#### Data supplied:
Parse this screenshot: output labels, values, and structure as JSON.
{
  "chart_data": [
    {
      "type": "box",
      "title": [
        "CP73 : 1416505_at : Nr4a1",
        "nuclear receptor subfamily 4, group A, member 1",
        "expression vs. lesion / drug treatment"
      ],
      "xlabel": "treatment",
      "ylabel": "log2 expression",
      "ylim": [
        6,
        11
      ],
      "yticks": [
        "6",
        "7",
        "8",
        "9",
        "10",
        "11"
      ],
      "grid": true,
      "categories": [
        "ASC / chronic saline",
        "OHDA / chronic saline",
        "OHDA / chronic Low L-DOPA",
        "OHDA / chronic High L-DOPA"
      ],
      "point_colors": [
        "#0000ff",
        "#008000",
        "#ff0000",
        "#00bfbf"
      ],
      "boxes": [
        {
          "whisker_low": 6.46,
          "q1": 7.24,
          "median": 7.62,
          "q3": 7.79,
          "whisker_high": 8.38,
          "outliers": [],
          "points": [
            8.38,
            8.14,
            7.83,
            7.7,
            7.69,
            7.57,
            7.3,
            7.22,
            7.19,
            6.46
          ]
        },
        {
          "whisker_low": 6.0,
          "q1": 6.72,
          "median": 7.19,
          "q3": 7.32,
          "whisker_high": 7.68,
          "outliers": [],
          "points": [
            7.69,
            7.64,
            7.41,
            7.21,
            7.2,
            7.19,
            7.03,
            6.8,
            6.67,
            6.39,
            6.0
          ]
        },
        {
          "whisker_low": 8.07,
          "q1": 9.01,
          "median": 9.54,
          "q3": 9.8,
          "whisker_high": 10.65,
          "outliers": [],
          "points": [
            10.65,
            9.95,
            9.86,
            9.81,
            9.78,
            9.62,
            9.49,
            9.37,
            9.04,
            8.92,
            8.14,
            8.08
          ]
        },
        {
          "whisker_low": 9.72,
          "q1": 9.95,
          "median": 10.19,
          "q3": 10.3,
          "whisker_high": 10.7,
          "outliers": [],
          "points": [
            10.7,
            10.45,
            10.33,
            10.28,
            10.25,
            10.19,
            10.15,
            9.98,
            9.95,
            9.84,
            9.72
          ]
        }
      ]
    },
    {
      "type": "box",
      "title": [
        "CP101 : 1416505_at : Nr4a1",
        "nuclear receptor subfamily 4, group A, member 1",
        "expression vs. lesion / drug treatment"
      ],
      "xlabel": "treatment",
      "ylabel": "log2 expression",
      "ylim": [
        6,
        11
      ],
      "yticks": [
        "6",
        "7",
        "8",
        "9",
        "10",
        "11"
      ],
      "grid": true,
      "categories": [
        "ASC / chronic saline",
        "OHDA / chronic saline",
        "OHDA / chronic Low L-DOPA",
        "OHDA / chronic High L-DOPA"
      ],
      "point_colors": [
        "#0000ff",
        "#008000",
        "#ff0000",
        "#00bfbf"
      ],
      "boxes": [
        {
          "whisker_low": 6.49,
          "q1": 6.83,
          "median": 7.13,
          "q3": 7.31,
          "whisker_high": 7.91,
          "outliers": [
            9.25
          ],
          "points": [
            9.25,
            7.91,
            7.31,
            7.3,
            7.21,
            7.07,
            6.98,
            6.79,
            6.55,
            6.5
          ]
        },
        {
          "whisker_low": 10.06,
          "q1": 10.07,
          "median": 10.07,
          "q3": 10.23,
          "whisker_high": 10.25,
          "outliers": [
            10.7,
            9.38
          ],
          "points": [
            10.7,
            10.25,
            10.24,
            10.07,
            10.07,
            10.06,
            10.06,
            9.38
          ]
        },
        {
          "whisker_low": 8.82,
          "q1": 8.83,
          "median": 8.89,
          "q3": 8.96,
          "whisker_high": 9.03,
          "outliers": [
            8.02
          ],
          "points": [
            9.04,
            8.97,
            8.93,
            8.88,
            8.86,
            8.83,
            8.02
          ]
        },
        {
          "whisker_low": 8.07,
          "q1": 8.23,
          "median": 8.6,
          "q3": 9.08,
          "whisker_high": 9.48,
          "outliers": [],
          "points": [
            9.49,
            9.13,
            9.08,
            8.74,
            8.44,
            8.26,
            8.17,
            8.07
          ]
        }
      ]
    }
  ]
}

#### Exercise objective:
Print the complete listing again, exactly as it stands.

#### Right answer:
Parse this screenshot: output labels, values, and structure as JSON.
{
  "chart_data": [
    {
      "type": "box",
      "title": [
        "CP73 : 1416505_at : Nr4a1",
        "nuclear receptor subfamily 4, group A, member 1",
        "expression vs. lesion / drug treatment"
      ],
      "xlabel": "treatment",
      "ylabel": "log2 expression",
      "ylim": [
        6,
        11
      ],
      "yticks": [
        "6",
        "7",
        "8",
        "9",
        "10",
        "11"
      ],
      "grid": true,
      "categories": [
        "ASC / chronic saline",
        "OHDA / chronic saline",
        "OHDA / chronic Low L-DOPA",
        "OHDA / chronic High L-DOPA"
      ],
      "point_colors": [
        "#0000ff",
        "#008000",
        "#ff0000",
        "#00bfbf"
      ],
      "boxes": [
        {
          "whisker_low": 6.46,
          "q1": 7.24,
          "median": 7.62,
          "q3": 7.79,
          "whisker_high": 8.38,
          "outliers": [],
          "points": [
            8.38,
            8.14,
            7.83,
            7.7,
            7.69,
            7.57,
            7.3,
            7.22,
            7.19,
            6.46
          ]
        },
        {
          "whisker_low": 6.0,
          "q1": 6.72,
          "median": 7.19,
          "q3": 7.32,
          "whisker_high": 7.68,
          "outliers": [],
          "points": [
            7.69,
            7.64,
            7.41,
            7.21,
            7.2,
            7.19,
            7.03,
            6.8,
            6.67,
            6.39,
            6.0
          ]
        },
        {
          "whisker_low": 8.07,
          "q1": 9.01,
          "median": 9.54,
          "q3": 9.8,
          "whisker_high": 10.65,
          "outliers": [],
          "points": [
            10.65,
            9.95,
            9.86,
            9.81,
            9.78,
            9.62,
            9.49,
            9.37,
            9.04,
            8.92,
            8.14,
            8.08
          ]
        },
        {
          "whisker_low": 9.72,
          "q1": 9.95,
          "median": 10.19,
          "q3": 10.3,
          "whisker_high": 10.7,
          "outliers": [],
          "points": [
            10.7,
            10.45,
            10.33,
            10.28,
            10.25,
            10.19,
            10.15,
            9.98,
            9.95,
            9.84,
            9.72
          ]
        }
      ]
    },
    {
      "type": "box",
      "title": [
        "CP101 : 1416505_at : Nr4a1",
        "nuclear receptor subfamily 4, group A, member 1",
        "expression vs. lesion / drug treatment"
      ],
      "xlabel": "treatment",
      "ylabel": "log2 expression",
      "ylim": [
        6,
        11
      ],
      "yticks": [
        "6",
        "7",
        "8",
        "9",
        "10",
        "11"
      ],
      "grid": true,
      "categories": [
        "ASC / chronic saline",
        "OHDA / chronic saline",
        "OHDA / chronic Low L-DOPA",
        "OHDA / chronic High L-DOPA"
      ],
      "point_colors": [
        "#0000ff",
        "#008000",
        "#ff0000",
        "#00bfbf"
      ],
      "boxes": [
        {
          "whisker_low": 6.49,
          "q1": 6.83,
          "median": 7.13,
          "q3": 7.31,
          "whisker_high": 7.91,
          "outliers": [
            9.25
          ],
          "points": [
            9.25,
            7.91,
            7.31,
            7.3,
            7.21,
            7.07,
            6.98,
            6.79,
            6.55,
            6.5
          ]
        },
        {
          "whisker_low": 10.06,
          "q1": 10.07,
          "median": 10.07,
          "q3": 10.23,
          "whisker_high": 10.25,
          "outliers": [
            10.7,
            9.38
          ],
          "points": [
            10.7,
            10.25,
            10.24,
            10.07,
            10.07,
            10.06,
            10.06,
            9.38
          ]
        },
        {
          "whisker_low": 8.82,
          "q1": 8.83,
          "median": 8.89,
          "q3": 8.96,
          "whisker_high": 9.03,
          "outliers": [
            8.02
          ],
          "points": [
            9.04,
            8.97,
            8.93,
            8.88,
            8.86,
            8.83,
            8.02
          ]
        },
        {
          "whisker_low": 8.07,
          "q1": 8.23,
          "median": 8.6,
          "q3": 9.08,
          "whisker_high": 9.48,
          "outliers": [],
          "points": [
            9.49,
            9.13,
            9.08,
            8.74,
            8.44,
            8.26,
            8.17,
            8.07
          ]
        }
      ]
    }
  ]
}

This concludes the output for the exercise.